§ **WORK REQUIRED**:
Every entry that follows should be repeated exactly; drop the images.

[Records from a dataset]
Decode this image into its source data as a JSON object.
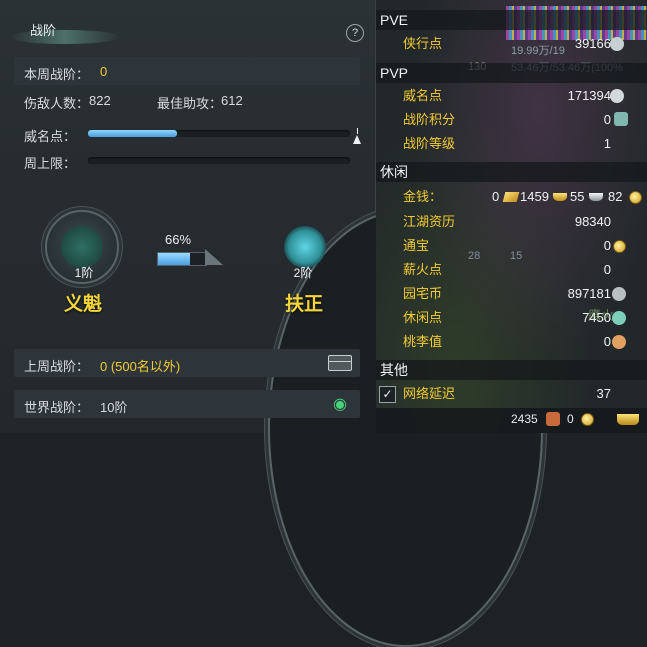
{
  "left_panel": {
    "tab_label": "战阶",
    "help_label": "?",
    "this_week": {
      "label": "本周战阶：",
      "value": "0"
    },
    "enemies": {
      "label": "伤敌人数：",
      "value": "822"
    },
    "best_assist": {
      "label": "最佳助攻：",
      "value": "612"
    },
    "reputation": {
      "label": "威名点：",
      "fill_fraction": 0.34
    },
    "weekly_cap": {
      "label": "周上限：",
      "fill_fraction": 0.0
    },
    "rank_current": {
      "level": "1阶",
      "name": "义魁"
    },
    "rank_next": {
      "level": "2阶",
      "name": "扶正"
    },
    "progress": {
      "text": "66%",
      "fraction": 0.66
    },
    "last_week": {
      "label": "上周战阶：",
      "value": "0 (500名以外)"
    },
    "world": {
      "label": "世界战阶：",
      "value": "10阶"
    }
  },
  "right_panel": {
    "hud_fragments": {
      "sub1": "19.99万/19",
      "sub2": "53.46万/53.46万(100%",
      "level_badge": "130",
      "num28": "28",
      "num15": "15",
      "faded_text": "鹰火"
    },
    "sections": {
      "pve": {
        "header": "PVE",
        "items": [
          {
            "label": "侠行点",
            "value": "39166"
          }
        ]
      },
      "pvp": {
        "header": "PVP",
        "items": [
          {
            "label": "威名点",
            "value": "171394"
          },
          {
            "label": "战阶积分",
            "value": "0"
          },
          {
            "label": "战阶等级",
            "value": "1"
          }
        ]
      },
      "leisure": {
        "header": "休闲",
        "money_label": "金钱：",
        "money_values": {
          "a": "0",
          "b": "1459",
          "c": "55",
          "d": "82"
        },
        "items": [
          {
            "label": "江湖资历",
            "value": "98340"
          },
          {
            "label": "通宝",
            "value": "0"
          },
          {
            "label": "薪火点",
            "value": "0"
          },
          {
            "label": "园宅币",
            "value": "897181"
          },
          {
            "label": "休闲点",
            "value": "7450"
          },
          {
            "label": "桃李值",
            "value": "0"
          }
        ]
      },
      "other": {
        "header": "其他",
        "latency_label": "网络延迟",
        "latency_value": "37",
        "checkmark": "✓"
      }
    },
    "bottom": {
      "num1": "2435",
      "num2": "0"
    }
  },
  "colors": {
    "accent_yellow": "#f2cc34",
    "bar_blue": "#4a9fdc",
    "panel_bg": "#262c30"
  },
  "icons": [
    "help-icon",
    "leaf-ornament",
    "chest-icon",
    "map-pin-icon",
    "coin-icon",
    "ingot-icon",
    "checkbox-icon"
  ]
}
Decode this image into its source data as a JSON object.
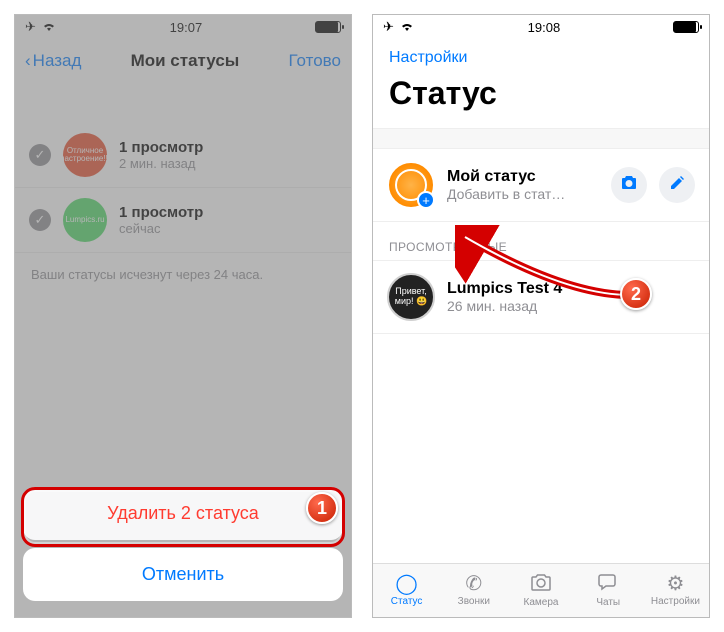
{
  "left": {
    "time": "19:07",
    "nav": {
      "back": "Назад",
      "title": "Мои статусы",
      "done": "Готово"
    },
    "rows": [
      {
        "avatar_text": "Отличное настроение!!!",
        "title": "1 просмотр",
        "subtitle": "2 мин. назад"
      },
      {
        "avatar_text": "Lumpics.ru",
        "title": "1 просмотр",
        "subtitle": "сейчас"
      }
    ],
    "footer": "Ваши статусы исчезнут через 24 часа.",
    "sheet": {
      "delete": "Удалить 2 статуса",
      "cancel": "Отменить"
    }
  },
  "right": {
    "time": "19:08",
    "nav_link": "Настройки",
    "title": "Статус",
    "my_status": {
      "title": "Мой статус",
      "subtitle": "Добавить в стат…"
    },
    "section_viewed": "ПРОСМОТРЕННЫЕ",
    "viewed_row": {
      "avatar_text": "Привет, мир! 😃",
      "title": "Lumpics Test 4",
      "subtitle": "26 мин. назад"
    },
    "tabs": {
      "status": "Статус",
      "calls": "Звонки",
      "camera": "Камера",
      "chats": "Чаты",
      "settings": "Настройки"
    }
  },
  "badges": {
    "one": "1",
    "two": "2"
  }
}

§ **SOLUTION TO THE EXERCISE**:
Decode this image into its source data as a JSON object.
{
  "left_panel": {
    "tab_label": "战阶",
    "help_label": "?",
    "this_week": {
      "label": "本周战阶：",
      "value": "0"
    },
    "enemies": {
      "label": "伤敌人数：",
      "value": "822"
    },
    "best_assist": {
      "label": "最佳助攻：",
      "value": "612"
    },
    "reputation": {
      "label": "威名点：",
      "fill_fraction": 0.34
    },
    "weekly_cap": {
      "label": "周上限：",
      "fill_fraction": 0.0
    },
    "rank_current": {
      "level": "1阶",
      "name": "义魁"
    },
    "rank_next": {
      "level": "2阶",
      "name": "扶正"
    },
    "progress": {
      "text": "66%",
      "fraction": 0.66
    },
    "last_week": {
      "label": "上周战阶：",
      "value": "0 (500名以外)"
    },
    "world": {
      "label": "世界战阶：",
      "value": "10阶"
    }
  },
  "right_panel": {
    "hud_fragments": {
      "sub1": "19.99万/19",
      "sub2": "53.46万/53.46万(100%",
      "level_badge": "130",
      "num28": "28",
      "num15": "15",
      "faded_text": "鹰火"
    },
    "sections": {
      "pve": {
        "header": "PVE",
        "items": [
          {
            "label": "侠行点",
            "value": "39166"
          }
        ]
      },
      "pvp": {
        "header": "PVP",
        "items": [
          {
            "label": "威名点",
            "value": "171394"
          },
          {
            "label": "战阶积分",
            "value": "0"
          },
          {
            "label": "战阶等级",
            "value": "1"
          }
        ]
      },
      "leisure": {
        "header": "休闲",
        "money_label": "金钱：",
        "money_values": {
          "a": "0",
          "b": "1459",
          "c": "55",
          "d": "82"
        },
        "items": [
          {
            "label": "江湖资历",
            "value": "98340"
          },
          {
            "label": "通宝",
            "value": "0"
          },
          {
            "label": "薪火点",
            "value": "0"
          },
          {
            "label": "园宅币",
            "value": "897181"
          },
          {
            "label": "休闲点",
            "value": "7450"
          },
          {
            "label": "桃李值",
            "value": "0"
          }
        ]
      },
      "other": {
        "header": "其他",
        "latency_label": "网络延迟",
        "latency_value": "37",
        "checkmark": "✓"
      }
    },
    "bottom": {
      "num1": "2435",
      "num2": "0"
    }
  },
  "colors": {
    "accent_yellow": "#f2cc34",
    "bar_blue": "#4a9fdc",
    "panel_bg": "#262c30"
  },
  "icons": [
    "help-icon",
    "leaf-ornament",
    "chest-icon",
    "map-pin-icon",
    "coin-icon",
    "ingot-icon",
    "checkbox-icon"
  ]
}
Decode this image into its source data as a JSON object.
{
  "left": {
    "time": "19:07",
    "nav": {
      "back": "Назад",
      "title": "Мои статусы",
      "done": "Готово"
    },
    "rows": [
      {
        "avatar_text": "Отличное настроение!!!",
        "title": "1 просмотр",
        "subtitle": "2 мин. назад"
      },
      {
        "avatar_text": "Lumpics.ru",
        "title": "1 просмотр",
        "subtitle": "сейчас"
      }
    ],
    "footer": "Ваши статусы исчезнут через 24 часа.",
    "sheet": {
      "delete": "Удалить 2 статуса",
      "cancel": "Отменить"
    }
  },
  "right": {
    "time": "19:08",
    "nav_link": "Настройки",
    "title": "Статус",
    "my_status": {
      "title": "Мой статус",
      "subtitle": "Добавить в стат…"
    },
    "section_viewed": "ПРОСМОТРЕННЫЕ",
    "viewed_row": {
      "avatar_text": "Привет, мир! 😃",
      "title": "Lumpics Test 4",
      "subtitle": "26 мин. назад"
    },
    "tabs": {
      "status": "Статус",
      "calls": "Звонки",
      "camera": "Камера",
      "chats": "Чаты",
      "settings": "Настройки"
    }
  },
  "badges": {
    "one": "1",
    "two": "2"
  }
}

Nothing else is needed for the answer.